START

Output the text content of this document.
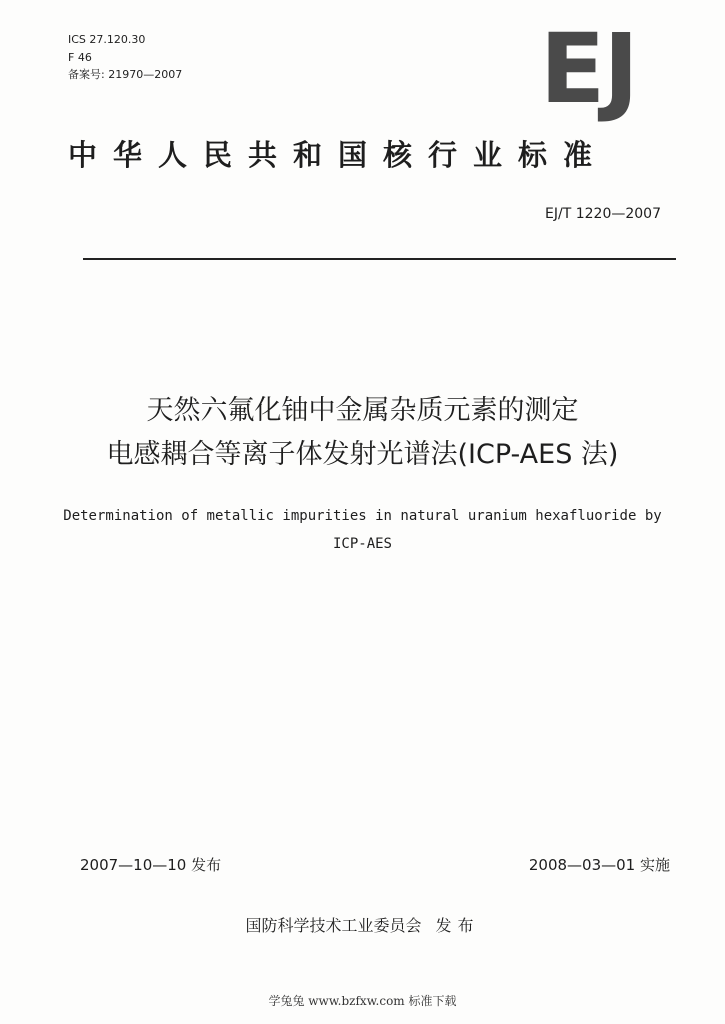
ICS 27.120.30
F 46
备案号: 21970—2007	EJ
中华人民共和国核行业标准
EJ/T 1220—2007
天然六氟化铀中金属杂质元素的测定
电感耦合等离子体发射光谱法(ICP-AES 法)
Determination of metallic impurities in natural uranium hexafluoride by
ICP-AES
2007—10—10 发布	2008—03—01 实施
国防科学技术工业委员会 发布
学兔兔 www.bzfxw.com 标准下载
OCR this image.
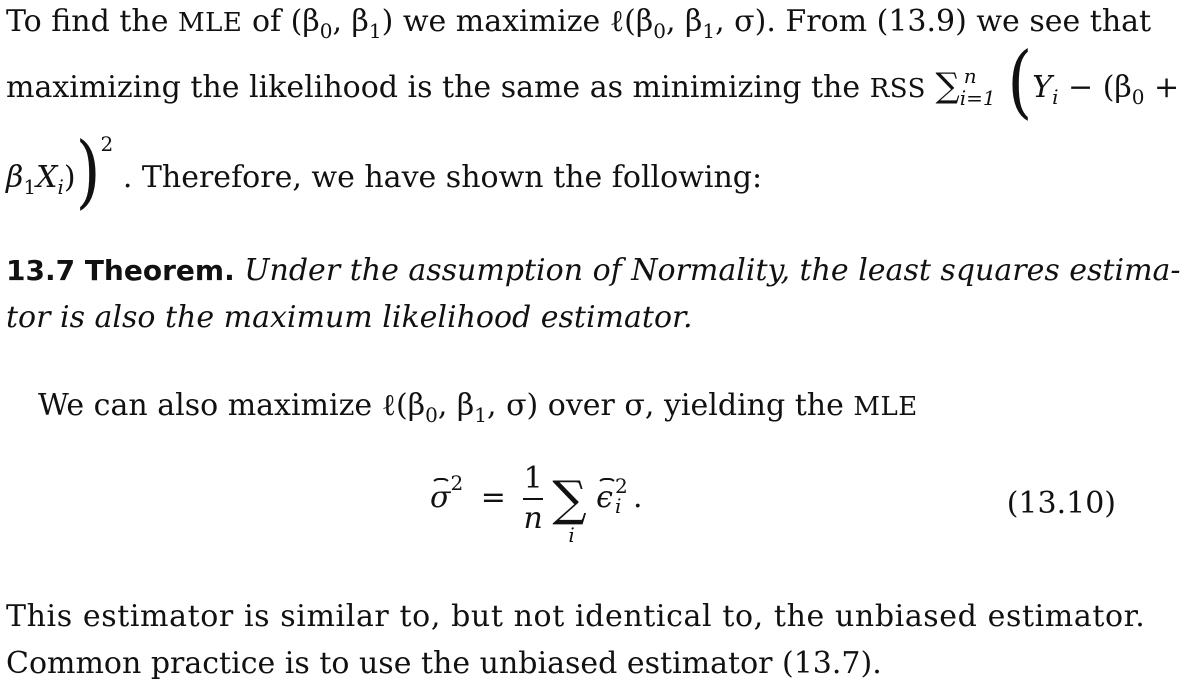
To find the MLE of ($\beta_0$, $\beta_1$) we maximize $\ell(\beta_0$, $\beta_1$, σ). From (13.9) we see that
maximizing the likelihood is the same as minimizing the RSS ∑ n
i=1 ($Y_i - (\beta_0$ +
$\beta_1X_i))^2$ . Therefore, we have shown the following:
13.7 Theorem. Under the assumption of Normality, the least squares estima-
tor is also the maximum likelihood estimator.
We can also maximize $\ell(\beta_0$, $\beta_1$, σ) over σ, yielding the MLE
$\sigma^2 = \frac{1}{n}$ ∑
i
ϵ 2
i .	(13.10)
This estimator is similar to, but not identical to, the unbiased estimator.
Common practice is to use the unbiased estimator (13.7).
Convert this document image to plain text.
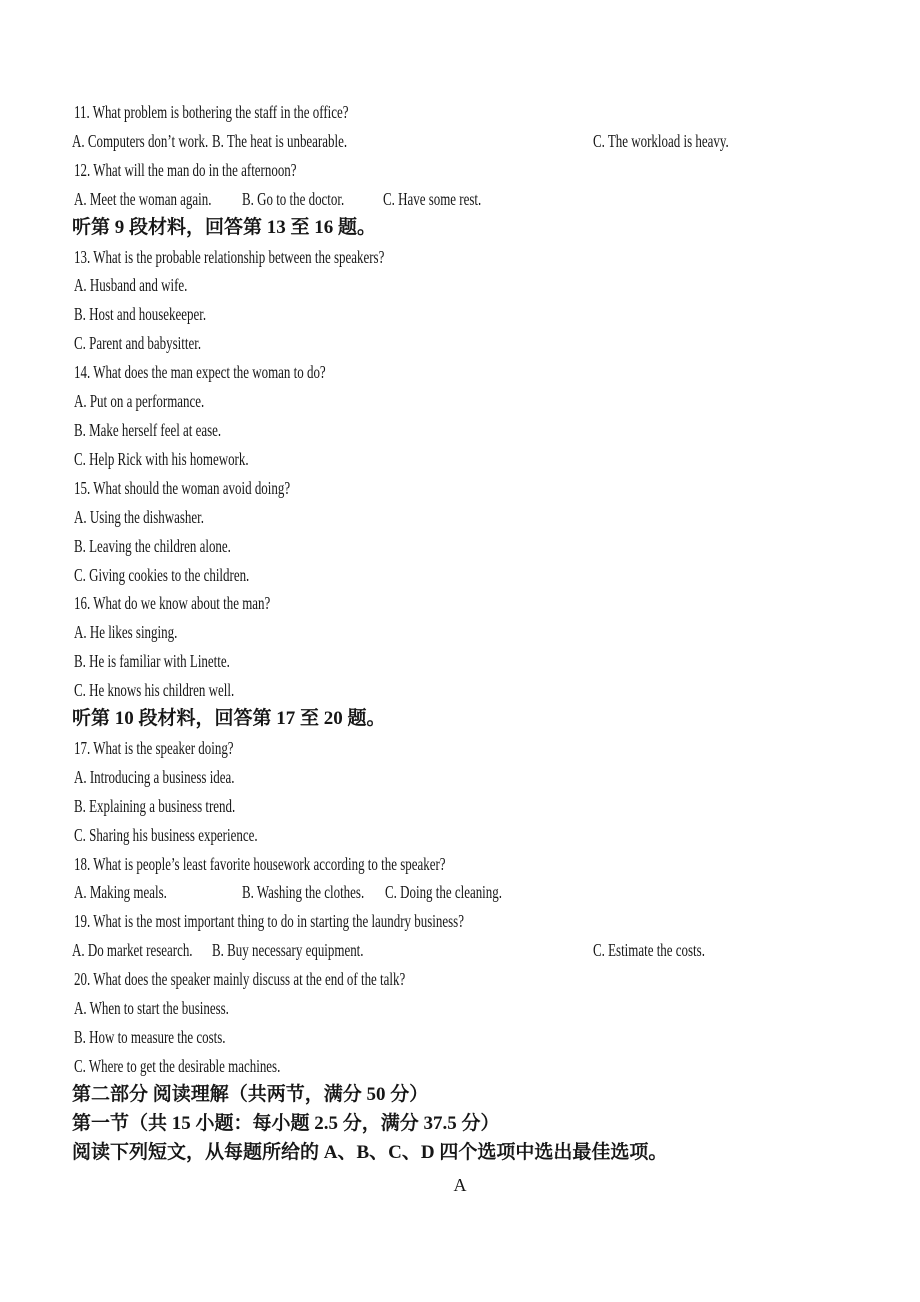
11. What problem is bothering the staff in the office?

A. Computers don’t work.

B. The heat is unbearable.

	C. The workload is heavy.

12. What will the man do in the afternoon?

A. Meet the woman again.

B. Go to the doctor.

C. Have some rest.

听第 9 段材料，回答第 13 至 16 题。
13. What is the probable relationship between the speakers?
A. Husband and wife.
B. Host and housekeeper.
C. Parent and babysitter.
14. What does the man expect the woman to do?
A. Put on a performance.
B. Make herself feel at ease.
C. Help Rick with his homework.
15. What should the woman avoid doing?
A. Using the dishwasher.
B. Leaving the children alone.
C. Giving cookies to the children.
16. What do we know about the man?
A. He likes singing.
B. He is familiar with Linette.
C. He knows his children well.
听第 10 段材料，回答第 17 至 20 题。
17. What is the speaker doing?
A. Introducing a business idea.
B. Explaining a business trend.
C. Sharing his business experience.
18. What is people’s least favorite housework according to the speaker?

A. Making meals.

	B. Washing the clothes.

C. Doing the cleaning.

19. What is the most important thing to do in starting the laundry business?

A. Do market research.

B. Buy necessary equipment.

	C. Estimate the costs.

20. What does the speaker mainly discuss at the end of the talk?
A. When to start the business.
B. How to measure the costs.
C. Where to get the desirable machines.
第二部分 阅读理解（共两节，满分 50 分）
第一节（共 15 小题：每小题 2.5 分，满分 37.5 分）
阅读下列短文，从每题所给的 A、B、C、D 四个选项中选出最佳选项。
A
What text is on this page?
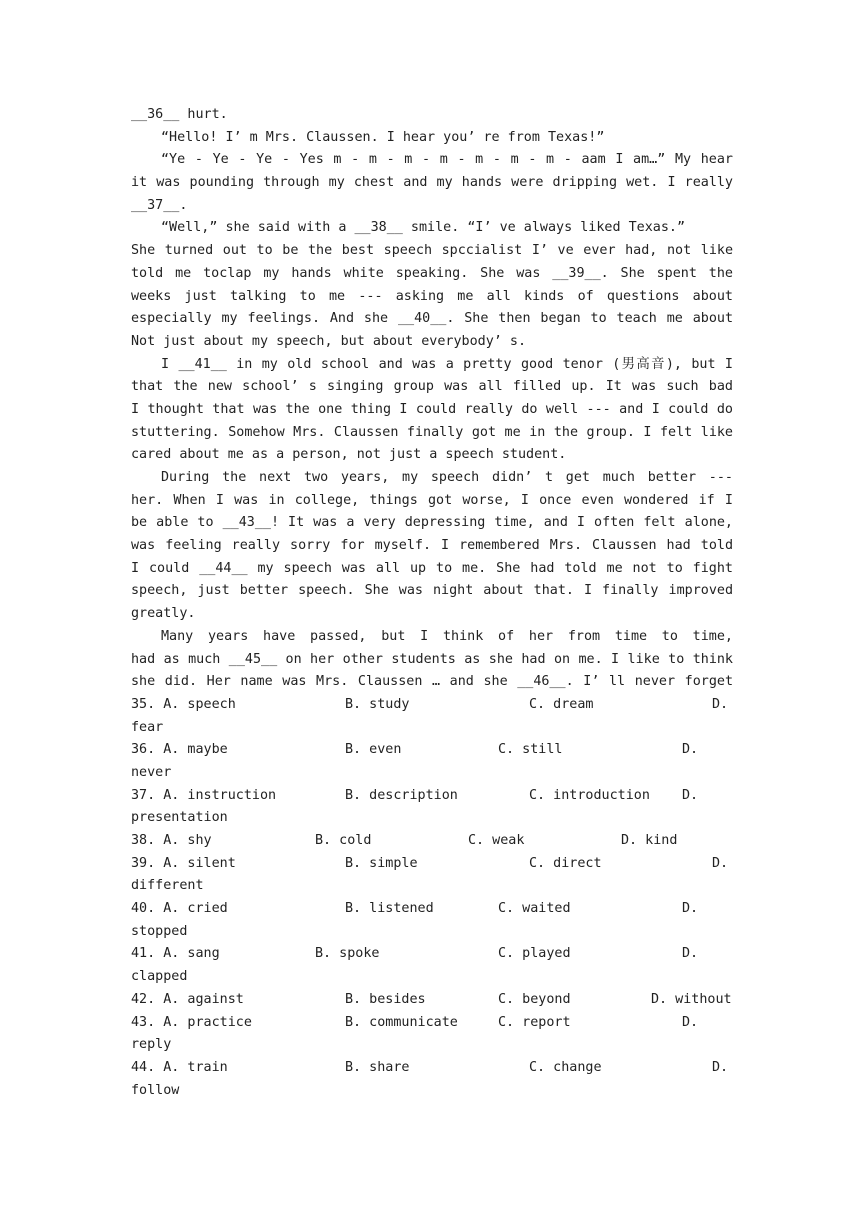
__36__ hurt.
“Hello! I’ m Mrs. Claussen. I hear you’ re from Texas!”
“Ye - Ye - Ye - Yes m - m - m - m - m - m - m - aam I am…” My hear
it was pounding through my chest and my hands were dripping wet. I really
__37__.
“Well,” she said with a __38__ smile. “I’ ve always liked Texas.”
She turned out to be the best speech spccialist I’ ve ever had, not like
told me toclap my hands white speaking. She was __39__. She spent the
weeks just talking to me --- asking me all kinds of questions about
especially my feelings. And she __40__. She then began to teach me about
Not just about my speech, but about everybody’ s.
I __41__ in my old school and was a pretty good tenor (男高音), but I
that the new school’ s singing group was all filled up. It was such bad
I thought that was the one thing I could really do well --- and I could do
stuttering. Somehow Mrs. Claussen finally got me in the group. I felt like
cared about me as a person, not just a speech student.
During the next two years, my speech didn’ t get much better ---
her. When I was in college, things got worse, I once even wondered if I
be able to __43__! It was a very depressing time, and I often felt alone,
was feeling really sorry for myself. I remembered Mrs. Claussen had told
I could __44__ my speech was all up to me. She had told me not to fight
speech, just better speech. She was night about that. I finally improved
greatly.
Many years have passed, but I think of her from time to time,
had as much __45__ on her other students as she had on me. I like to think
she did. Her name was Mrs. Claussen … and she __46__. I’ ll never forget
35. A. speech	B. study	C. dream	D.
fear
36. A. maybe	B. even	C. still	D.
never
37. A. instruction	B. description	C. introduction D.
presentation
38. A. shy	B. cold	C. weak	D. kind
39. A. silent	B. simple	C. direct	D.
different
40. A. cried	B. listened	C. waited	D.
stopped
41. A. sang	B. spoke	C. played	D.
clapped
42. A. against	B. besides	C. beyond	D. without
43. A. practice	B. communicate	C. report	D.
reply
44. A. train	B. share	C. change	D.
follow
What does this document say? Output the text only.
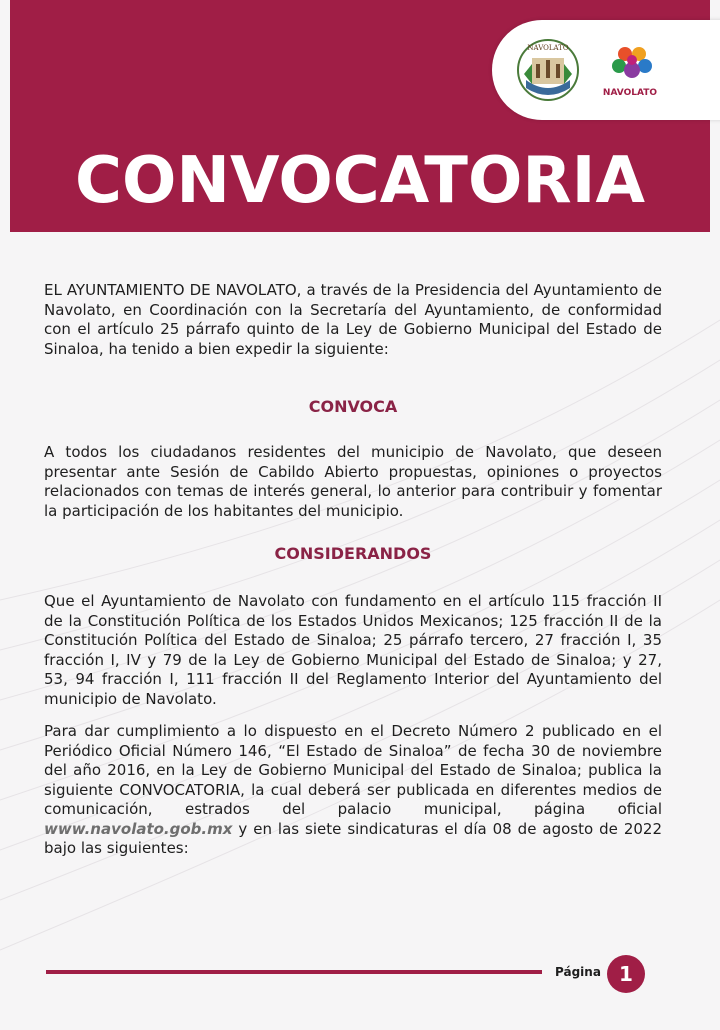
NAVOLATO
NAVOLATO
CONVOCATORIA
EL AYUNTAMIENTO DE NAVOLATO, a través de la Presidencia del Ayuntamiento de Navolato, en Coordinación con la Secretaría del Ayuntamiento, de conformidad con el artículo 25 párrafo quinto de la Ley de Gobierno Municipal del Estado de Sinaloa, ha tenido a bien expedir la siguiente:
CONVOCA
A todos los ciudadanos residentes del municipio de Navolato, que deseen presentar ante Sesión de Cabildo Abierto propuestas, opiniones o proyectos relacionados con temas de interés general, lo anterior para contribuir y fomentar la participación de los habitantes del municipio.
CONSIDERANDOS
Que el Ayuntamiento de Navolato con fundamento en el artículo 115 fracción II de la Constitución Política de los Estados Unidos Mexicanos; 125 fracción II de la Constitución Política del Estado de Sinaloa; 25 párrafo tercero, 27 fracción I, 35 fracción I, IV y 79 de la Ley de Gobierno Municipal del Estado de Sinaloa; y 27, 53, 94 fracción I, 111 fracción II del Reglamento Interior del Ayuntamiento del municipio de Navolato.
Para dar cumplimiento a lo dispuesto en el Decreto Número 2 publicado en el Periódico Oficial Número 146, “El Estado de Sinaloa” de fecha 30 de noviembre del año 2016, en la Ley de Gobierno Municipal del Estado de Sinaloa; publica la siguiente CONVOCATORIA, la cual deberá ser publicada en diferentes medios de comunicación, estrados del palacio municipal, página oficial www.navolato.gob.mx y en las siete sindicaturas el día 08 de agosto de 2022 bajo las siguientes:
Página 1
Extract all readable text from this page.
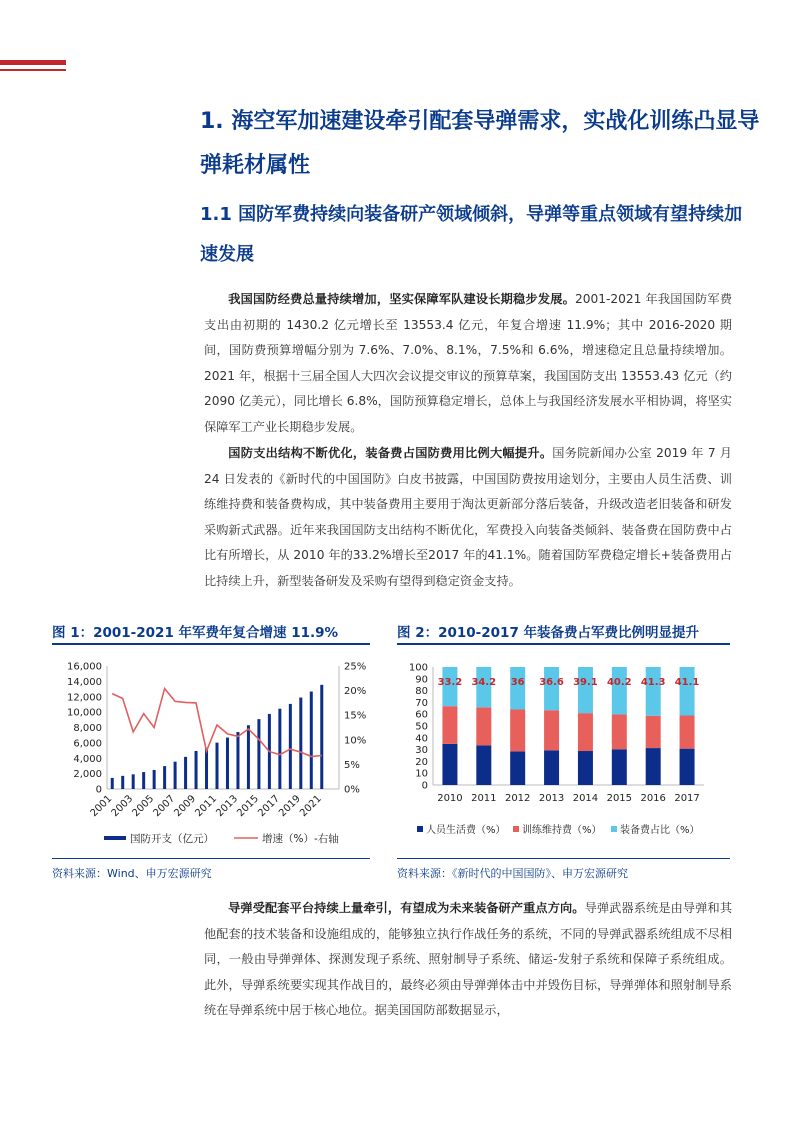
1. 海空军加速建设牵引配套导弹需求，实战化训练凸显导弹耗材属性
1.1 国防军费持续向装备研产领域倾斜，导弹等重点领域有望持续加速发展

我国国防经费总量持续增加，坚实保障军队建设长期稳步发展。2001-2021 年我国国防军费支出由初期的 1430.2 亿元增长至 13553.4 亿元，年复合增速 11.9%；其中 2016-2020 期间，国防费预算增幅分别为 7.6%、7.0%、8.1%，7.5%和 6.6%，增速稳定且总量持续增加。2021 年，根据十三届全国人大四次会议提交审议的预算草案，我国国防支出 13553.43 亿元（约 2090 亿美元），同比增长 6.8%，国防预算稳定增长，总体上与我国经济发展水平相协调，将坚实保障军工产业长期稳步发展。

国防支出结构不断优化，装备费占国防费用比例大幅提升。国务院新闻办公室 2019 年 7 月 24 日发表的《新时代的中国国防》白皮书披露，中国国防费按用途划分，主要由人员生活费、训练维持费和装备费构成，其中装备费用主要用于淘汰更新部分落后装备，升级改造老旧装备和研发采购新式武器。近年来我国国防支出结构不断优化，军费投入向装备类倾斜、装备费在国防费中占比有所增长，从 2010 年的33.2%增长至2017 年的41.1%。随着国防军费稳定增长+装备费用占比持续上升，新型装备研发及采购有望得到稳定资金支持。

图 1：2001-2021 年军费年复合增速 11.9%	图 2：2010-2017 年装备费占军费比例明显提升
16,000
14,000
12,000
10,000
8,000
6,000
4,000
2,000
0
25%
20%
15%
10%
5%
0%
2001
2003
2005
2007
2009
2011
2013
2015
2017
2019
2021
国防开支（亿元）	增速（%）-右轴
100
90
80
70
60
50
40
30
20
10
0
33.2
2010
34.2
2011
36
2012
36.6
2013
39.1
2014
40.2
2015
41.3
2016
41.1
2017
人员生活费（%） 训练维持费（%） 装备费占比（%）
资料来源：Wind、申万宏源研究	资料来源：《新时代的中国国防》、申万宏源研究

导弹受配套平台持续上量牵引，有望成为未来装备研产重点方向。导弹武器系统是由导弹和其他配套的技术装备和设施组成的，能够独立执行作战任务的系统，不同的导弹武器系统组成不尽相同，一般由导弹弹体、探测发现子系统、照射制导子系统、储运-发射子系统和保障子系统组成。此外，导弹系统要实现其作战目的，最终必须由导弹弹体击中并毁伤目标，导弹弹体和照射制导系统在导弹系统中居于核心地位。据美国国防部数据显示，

END

Your instructions.
From the entries above, select each line containing the string "even".

Written solution.
her. When I was in college, things got worse, I once even wondered if I
36. A. maybe	B. even	C. still	D.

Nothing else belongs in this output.